**DO THIS:** Where a line holds the word "return", copy that line.

**ENTRIES SUPPLIED:**
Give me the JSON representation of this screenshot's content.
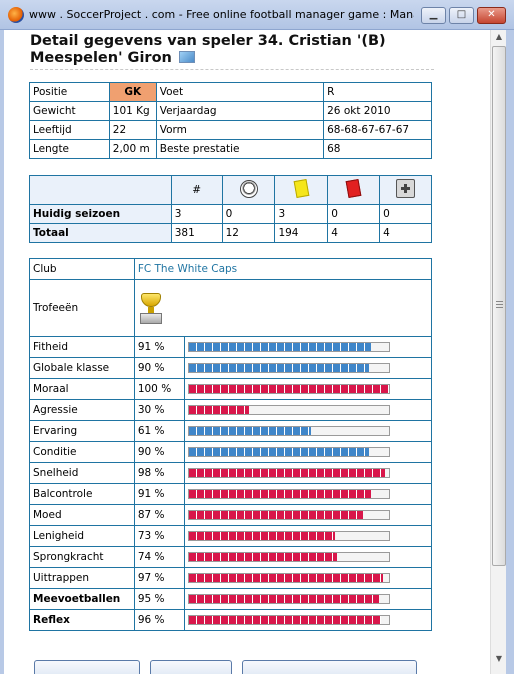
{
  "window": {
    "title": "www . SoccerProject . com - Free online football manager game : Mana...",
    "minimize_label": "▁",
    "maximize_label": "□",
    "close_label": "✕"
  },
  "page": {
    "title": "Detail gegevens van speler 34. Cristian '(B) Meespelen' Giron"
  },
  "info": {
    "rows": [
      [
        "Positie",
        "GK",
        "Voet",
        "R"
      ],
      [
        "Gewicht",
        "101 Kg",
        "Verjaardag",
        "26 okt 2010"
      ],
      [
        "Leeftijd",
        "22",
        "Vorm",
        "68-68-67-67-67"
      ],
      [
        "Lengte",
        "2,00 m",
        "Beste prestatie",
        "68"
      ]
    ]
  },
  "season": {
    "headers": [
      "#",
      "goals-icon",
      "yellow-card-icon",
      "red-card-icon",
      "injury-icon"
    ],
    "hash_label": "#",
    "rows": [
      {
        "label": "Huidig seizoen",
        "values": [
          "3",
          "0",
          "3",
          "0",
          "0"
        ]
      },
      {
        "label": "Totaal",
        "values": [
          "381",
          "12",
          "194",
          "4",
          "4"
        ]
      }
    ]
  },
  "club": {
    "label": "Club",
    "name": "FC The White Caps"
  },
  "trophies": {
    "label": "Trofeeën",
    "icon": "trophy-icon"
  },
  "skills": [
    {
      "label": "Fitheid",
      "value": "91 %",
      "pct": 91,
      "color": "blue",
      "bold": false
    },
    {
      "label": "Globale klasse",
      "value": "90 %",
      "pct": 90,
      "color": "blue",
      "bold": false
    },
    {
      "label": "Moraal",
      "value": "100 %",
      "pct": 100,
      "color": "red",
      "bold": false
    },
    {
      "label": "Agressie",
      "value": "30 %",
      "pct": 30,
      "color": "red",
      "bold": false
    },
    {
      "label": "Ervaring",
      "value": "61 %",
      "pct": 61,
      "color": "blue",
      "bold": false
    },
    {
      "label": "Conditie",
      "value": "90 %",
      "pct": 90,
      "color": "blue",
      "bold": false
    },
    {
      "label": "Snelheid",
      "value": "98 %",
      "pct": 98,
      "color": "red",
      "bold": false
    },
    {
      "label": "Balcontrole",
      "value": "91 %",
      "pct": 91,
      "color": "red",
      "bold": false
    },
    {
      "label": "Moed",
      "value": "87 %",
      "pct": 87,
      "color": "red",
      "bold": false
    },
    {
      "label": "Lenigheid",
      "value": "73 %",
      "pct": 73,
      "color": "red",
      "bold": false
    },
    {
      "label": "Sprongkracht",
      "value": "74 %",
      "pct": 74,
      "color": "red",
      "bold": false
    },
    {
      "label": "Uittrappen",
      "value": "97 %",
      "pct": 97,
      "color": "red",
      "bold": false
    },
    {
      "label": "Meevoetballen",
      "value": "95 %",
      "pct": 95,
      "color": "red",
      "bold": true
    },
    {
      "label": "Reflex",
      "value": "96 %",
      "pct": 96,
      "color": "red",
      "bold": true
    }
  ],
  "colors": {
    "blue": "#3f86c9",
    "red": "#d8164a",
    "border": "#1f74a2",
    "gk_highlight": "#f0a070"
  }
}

--

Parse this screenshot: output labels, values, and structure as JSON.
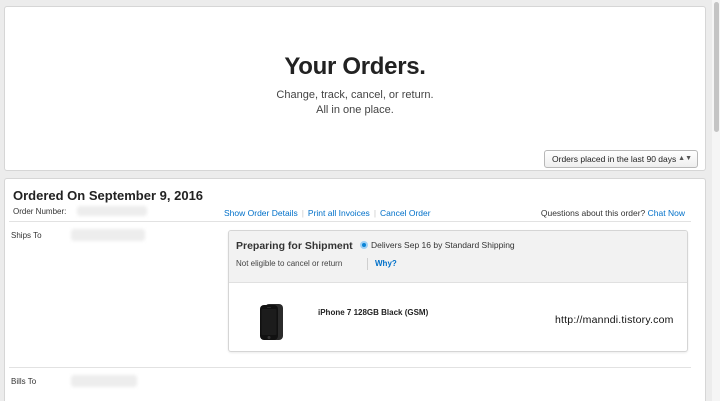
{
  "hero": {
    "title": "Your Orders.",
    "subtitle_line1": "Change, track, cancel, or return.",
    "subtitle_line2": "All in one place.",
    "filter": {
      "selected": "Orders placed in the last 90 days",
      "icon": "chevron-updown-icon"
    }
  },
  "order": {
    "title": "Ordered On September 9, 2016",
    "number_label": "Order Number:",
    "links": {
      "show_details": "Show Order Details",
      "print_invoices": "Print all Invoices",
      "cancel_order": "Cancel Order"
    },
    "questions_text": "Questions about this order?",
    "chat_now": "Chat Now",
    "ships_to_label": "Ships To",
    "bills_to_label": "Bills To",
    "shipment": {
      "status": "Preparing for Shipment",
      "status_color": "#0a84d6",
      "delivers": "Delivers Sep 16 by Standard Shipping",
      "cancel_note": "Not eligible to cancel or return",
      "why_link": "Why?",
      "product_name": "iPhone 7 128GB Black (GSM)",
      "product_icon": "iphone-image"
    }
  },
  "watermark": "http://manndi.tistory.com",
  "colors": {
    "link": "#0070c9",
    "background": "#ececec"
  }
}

**EXERCISE ANSWER:**
    "subtitle_line1": "Change, track, cancel, or return.",
      "cancel_note": "Not eligible to cancel or return",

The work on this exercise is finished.